__To do__: Copy out each line of the data that holds the word "ODPADÓW".

--- begin Exercise inputs ---

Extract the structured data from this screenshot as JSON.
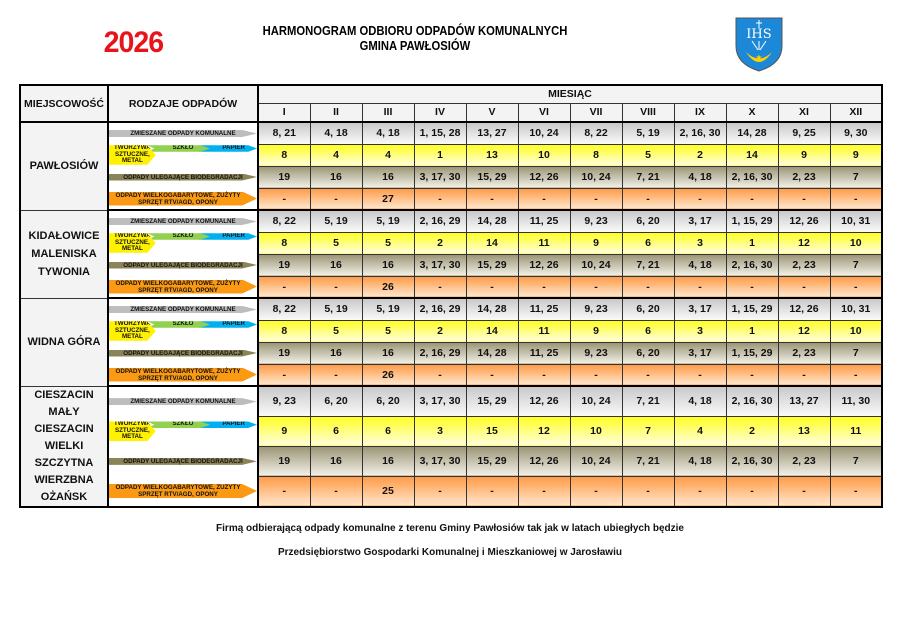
{
  "header": {
    "year": "2026",
    "title_line1": "HARMONOGRAM ODBIORU ODPADÓW KOMUNALNYCH",
    "title_line2": "GMINA PAWŁOSIÓW",
    "crest_text": "IHS",
    "crest_colors": {
      "field": "#1e88d8",
      "charge": "#ffd200",
      "letters": "#ffffff"
    }
  },
  "table": {
    "col_location": "MIEJSCOWOŚĆ",
    "col_waste": "RODZAJE ODPADÓW",
    "col_month_group": "MIESIĄC",
    "months": [
      "I",
      "II",
      "III",
      "IV",
      "V",
      "VI",
      "VII",
      "VIII",
      "IX",
      "X",
      "XI",
      "XII"
    ],
    "waste_types": {
      "mixed": "ZMIESZANE ODPADY KOMUNALNE",
      "plastic": "TWORZYWA SZTUCZNE, METAL",
      "glass": "SZKŁO",
      "paper": "PAPIER",
      "bio": "ODPADY ULEGAJĄCE BIODEGRADACJI",
      "bulk": "ODPADY WIELKOGABARYTOWE, ZUŻYTY SPRZĘT RTV/AGD, OPONY"
    },
    "colors": {
      "mixed": "#bdbdbd",
      "plastic": "#fff200",
      "glass": "#92d050",
      "paper": "#00b0f0",
      "bio": "#8a8458",
      "bulk": "#fb9a12"
    },
    "blocks": [
      {
        "locations": [
          "PAWŁOSIÓW"
        ],
        "mixed": [
          "8, 21",
          "4, 18",
          "4, 18",
          "1, 15, 28",
          "13, 27",
          "10, 24",
          "8, 22",
          "5, 19",
          "2, 16, 30",
          "14, 28",
          "9, 25",
          "9, 30"
        ],
        "segregated": [
          "8",
          "4",
          "4",
          "1",
          "13",
          "10",
          "8",
          "5",
          "2",
          "14",
          "9",
          "9"
        ],
        "bio": [
          "19",
          "16",
          "16",
          "3, 17, 30",
          "15, 29",
          "12, 26",
          "10, 24",
          "7, 21",
          "4, 18",
          "2, 16, 30",
          "2, 23",
          "7"
        ],
        "bulk": [
          "-",
          "-",
          "27",
          "-",
          "-",
          "-",
          "-",
          "-",
          "-",
          "-",
          "-",
          "-"
        ]
      },
      {
        "locations": [
          "KIDAŁOWICE",
          "MALENISKA",
          "TYWONIA"
        ],
        "mixed": [
          "8, 22",
          "5, 19",
          "5, 19",
          "2, 16, 29",
          "14, 28",
          "11, 25",
          "9, 23",
          "6, 20",
          "3, 17",
          "1, 15, 29",
          "12, 26",
          "10, 31"
        ],
        "segregated": [
          "8",
          "5",
          "5",
          "2",
          "14",
          "11",
          "9",
          "6",
          "3",
          "1",
          "12",
          "10"
        ],
        "bio": [
          "19",
          "16",
          "16",
          "3, 17, 30",
          "15, 29",
          "12, 26",
          "10, 24",
          "7, 21",
          "4, 18",
          "2, 16, 30",
          "2, 23",
          "7"
        ],
        "bulk": [
          "-",
          "-",
          "26",
          "-",
          "-",
          "-",
          "-",
          "-",
          "-",
          "-",
          "-",
          "-"
        ]
      },
      {
        "locations": [
          "WIDNA GÓRA"
        ],
        "mixed": [
          "8, 22",
          "5, 19",
          "5, 19",
          "2, 16, 29",
          "14, 28",
          "11, 25",
          "9, 23",
          "6, 20",
          "3, 17",
          "1, 15, 29",
          "12, 26",
          "10, 31"
        ],
        "segregated": [
          "8",
          "5",
          "5",
          "2",
          "14",
          "11",
          "9",
          "6",
          "3",
          "1",
          "12",
          "10"
        ],
        "bio": [
          "19",
          "16",
          "16",
          "2, 16, 29",
          "14, 28",
          "11, 25",
          "9, 23",
          "6, 20",
          "3, 17",
          "1, 15, 29",
          "2, 23",
          "7"
        ],
        "bulk": [
          "-",
          "-",
          "26",
          "-",
          "-",
          "-",
          "-",
          "-",
          "-",
          "-",
          "-",
          "-"
        ]
      },
      {
        "locations": [
          "CIESZACIN MAŁY",
          "CIESZACIN",
          "WIELKI",
          "SZCZYTNA",
          "WIERZBNA",
          "OŻAŃSK"
        ],
        "mixed": [
          "9, 23",
          "6, 20",
          "6, 20",
          "3, 17, 30",
          "15, 29",
          "12, 26",
          "10, 24",
          "7, 21",
          "4, 18",
          "2, 16, 30",
          "13, 27",
          "11, 30"
        ],
        "segregated": [
          "9",
          "6",
          "6",
          "3",
          "15",
          "12",
          "10",
          "7",
          "4",
          "2",
          "13",
          "11"
        ],
        "bio": [
          "19",
          "16",
          "16",
          "3, 17, 30",
          "15, 29",
          "12, 26",
          "10, 24",
          "7, 21",
          "4, 18",
          "2, 16, 30",
          "2, 23",
          "7"
        ],
        "bulk": [
          "-",
          "-",
          "25",
          "-",
          "-",
          "-",
          "-",
          "-",
          "-",
          "-",
          "-",
          "-"
        ]
      }
    ]
  },
  "footer": {
    "line1": "Firmą odbierającą odpady komunalne z terenu Gminy Pawłosiów tak jak w latach ubiegłych będzie",
    "line2": "Przedsiębiorstwo Gospodarki Komunalnej i Mieszkaniowej w Jarosławiu"
  }
}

--- end Exercise inputs ---

__Solution for this problem__:
    "title_line1": "HARMONOGRAM ODBIORU ODPADÓW KOMUNALNYCH",
    "col_waste": "RODZAJE ODPADÓW",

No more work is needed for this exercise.